Write the records out again exactly, leaving no images in.

====== Provided records

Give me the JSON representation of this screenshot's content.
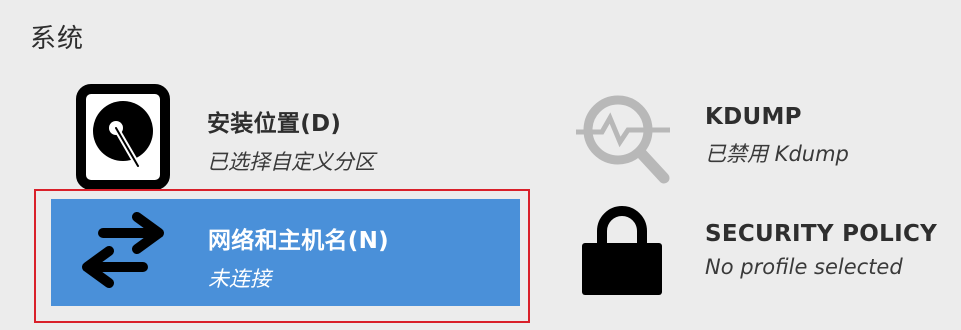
{
  "section": {
    "title": "系统"
  },
  "spokes": {
    "install_destination": {
      "name": "安装位置(D)",
      "status": "已选择自定义分区",
      "icon": "hard-disk-icon"
    },
    "kdump": {
      "name": "KDUMP",
      "status": "已禁用 Kdump",
      "icon": "kdump-magnifier-icon"
    },
    "network": {
      "name": "网络和主机名(N)",
      "status": "未连接",
      "icon": "network-arrows-icon",
      "selected": true
    },
    "security": {
      "name": "SECURITY POLICY",
      "status": "No profile selected",
      "icon": "lock-icon"
    }
  },
  "colors": {
    "background": "#ececec",
    "selected_fill": "#4a90d9",
    "focus_border": "#d9202a",
    "kdump_icon": "#b8b8b8"
  }
}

============

• [Task answer]
Give me the JSON representation of this screenshot's content.
{
  "section": {
    "title": "系统"
  },
  "spokes": {
    "install_destination": {
      "name": "安装位置(D)",
      "status": "已选择自定义分区",
      "icon": "hard-disk-icon"
    },
    "kdump": {
      "name": "KDUMP",
      "status": "已禁用 Kdump",
      "icon": "kdump-magnifier-icon"
    },
    "network": {
      "name": "网络和主机名(N)",
      "status": "未连接",
      "icon": "network-arrows-icon",
      "selected": true
    },
    "security": {
      "name": "SECURITY POLICY",
      "status": "No profile selected",
      "icon": "lock-icon"
    }
  },
  "colors": {
    "background": "#ececec",
    "selected_fill": "#4a90d9",
    "focus_border": "#d9202a",
    "kdump_icon": "#b8b8b8"
  }
}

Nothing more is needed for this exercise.